PROBLEM DETAILS: Every entry must be duplicated precisely as written.

INFORMATION GIVEN:

--------------------------------------------------

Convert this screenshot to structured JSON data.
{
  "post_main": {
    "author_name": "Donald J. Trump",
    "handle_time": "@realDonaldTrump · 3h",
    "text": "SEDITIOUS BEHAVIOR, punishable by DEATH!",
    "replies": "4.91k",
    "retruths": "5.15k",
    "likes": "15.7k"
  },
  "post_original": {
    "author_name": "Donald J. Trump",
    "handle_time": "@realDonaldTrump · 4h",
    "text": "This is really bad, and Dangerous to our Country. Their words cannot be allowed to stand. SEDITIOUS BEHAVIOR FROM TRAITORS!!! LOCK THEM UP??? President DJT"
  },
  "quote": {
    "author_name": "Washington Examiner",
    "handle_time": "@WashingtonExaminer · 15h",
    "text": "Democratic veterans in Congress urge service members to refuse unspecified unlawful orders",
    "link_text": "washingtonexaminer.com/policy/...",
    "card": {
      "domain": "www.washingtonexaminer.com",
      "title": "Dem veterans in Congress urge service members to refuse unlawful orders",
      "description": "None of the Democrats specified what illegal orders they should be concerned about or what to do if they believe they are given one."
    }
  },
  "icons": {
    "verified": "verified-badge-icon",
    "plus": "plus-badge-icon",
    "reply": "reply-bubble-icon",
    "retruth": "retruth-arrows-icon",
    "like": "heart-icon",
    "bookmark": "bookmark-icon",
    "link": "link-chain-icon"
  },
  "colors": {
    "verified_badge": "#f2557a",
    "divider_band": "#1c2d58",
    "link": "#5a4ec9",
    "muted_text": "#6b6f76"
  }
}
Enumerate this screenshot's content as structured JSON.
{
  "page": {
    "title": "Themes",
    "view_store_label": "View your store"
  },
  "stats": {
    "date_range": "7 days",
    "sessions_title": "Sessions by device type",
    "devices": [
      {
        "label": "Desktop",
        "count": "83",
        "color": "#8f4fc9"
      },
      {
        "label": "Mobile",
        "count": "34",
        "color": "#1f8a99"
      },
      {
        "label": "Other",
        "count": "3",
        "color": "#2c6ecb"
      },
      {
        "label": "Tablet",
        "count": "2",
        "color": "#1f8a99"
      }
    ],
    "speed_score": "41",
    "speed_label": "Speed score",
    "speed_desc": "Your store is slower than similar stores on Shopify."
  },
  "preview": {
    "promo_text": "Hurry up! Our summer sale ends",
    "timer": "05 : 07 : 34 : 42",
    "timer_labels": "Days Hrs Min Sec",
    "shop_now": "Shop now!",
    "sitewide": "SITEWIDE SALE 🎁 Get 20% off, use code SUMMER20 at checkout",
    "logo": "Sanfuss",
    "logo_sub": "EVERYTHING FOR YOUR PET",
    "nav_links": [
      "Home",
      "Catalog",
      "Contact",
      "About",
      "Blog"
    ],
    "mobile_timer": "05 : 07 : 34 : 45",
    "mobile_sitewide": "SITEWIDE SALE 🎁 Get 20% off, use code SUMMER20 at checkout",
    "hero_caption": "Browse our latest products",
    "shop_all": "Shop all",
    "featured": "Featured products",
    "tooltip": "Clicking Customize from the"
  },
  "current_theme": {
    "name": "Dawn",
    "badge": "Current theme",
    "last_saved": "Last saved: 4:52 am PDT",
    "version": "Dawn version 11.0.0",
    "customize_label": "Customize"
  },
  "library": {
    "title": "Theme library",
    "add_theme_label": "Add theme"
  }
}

--------------------------------------------------

ANSWER TO THIS TASK:
Convert this screenshot to structured JSON data.
{
  "post_main": {
    "author_name": "Donald J. Trump",
    "handle_time": "@realDonaldTrump · 3h",
    "text": "SEDITIOUS BEHAVIOR, punishable by DEATH!",
    "replies": "4.91k",
    "retruths": "5.15k",
    "likes": "15.7k"
  },
  "post_original": {
    "author_name": "Donald J. Trump",
    "handle_time": "@realDonaldTrump · 4h",
    "text": "This is really bad, and Dangerous to our Country. Their words cannot be allowed to stand. SEDITIOUS BEHAVIOR FROM TRAITORS!!! LOCK THEM UP??? President DJT"
  },
  "quote": {
    "author_name": "Washington Examiner",
    "handle_time": "@WashingtonExaminer · 15h",
    "text": "Democratic veterans in Congress urge service members to refuse unspecified unlawful orders",
    "link_text": "washingtonexaminer.com/policy/...",
    "card": {
      "domain": "www.washingtonexaminer.com",
      "title": "Dem veterans in Congress urge service members to refuse unlawful orders",
      "description": "None of the Democrats specified what illegal orders they should be concerned about or what to do if they believe they are given one."
    }
  },
  "icons": {
    "verified": "verified-badge-icon",
    "plus": "plus-badge-icon",
    "reply": "reply-bubble-icon",
    "retruth": "retruth-arrows-icon",
    "like": "heart-icon",
    "bookmark": "bookmark-icon",
    "link": "link-chain-icon"
  },
  "colors": {
    "verified_badge": "#f2557a",
    "divider_band": "#1c2d58",
    "link": "#5a4ec9",
    "muted_text": "#6b6f76"
  }
}
Enumerate this screenshot's content as structured JSON.
{
  "page": {
    "title": "Themes",
    "view_store_label": "View your store"
  },
  "stats": {
    "date_range": "7 days",
    "sessions_title": "Sessions by device type",
    "devices": [
      {
        "label": "Desktop",
        "count": "83",
        "color": "#8f4fc9"
      },
      {
        "label": "Mobile",
        "count": "34",
        "color": "#1f8a99"
      },
      {
        "label": "Other",
        "count": "3",
        "color": "#2c6ecb"
      },
      {
        "label": "Tablet",
        "count": "2",
        "color": "#1f8a99"
      }
    ],
    "speed_score": "41",
    "speed_label": "Speed score",
    "speed_desc": "Your store is slower than similar stores on Shopify."
  },
  "preview": {
    "promo_text": "Hurry up! Our summer sale ends",
    "timer": "05 : 07 : 34 : 42",
    "timer_labels": "Days Hrs Min Sec",
    "shop_now": "Shop now!",
    "sitewide": "SITEWIDE SALE 🎁 Get 20% off, use code SUMMER20 at checkout",
    "logo": "Sanfuss",
    "logo_sub": "EVERYTHING FOR YOUR PET",
    "nav_links": [
      "Home",
      "Catalog",
      "Contact",
      "About",
      "Blog"
    ],
    "mobile_timer": "05 : 07 : 34 : 45",
    "mobile_sitewide": "SITEWIDE SALE 🎁 Get 20% off, use code SUMMER20 at checkout",
    "hero_caption": "Browse our latest products",
    "shop_all": "Shop all",
    "featured": "Featured products",
    "tooltip": "Clicking Customize from the"
  },
  "current_theme": {
    "name": "Dawn",
    "badge": "Current theme",
    "last_saved": "Last saved: 4:52 am PDT",
    "version": "Dawn version 11.0.0",
    "customize_label": "Customize"
  },
  "library": {
    "title": "Theme library",
    "add_theme_label": "Add theme"
  }
}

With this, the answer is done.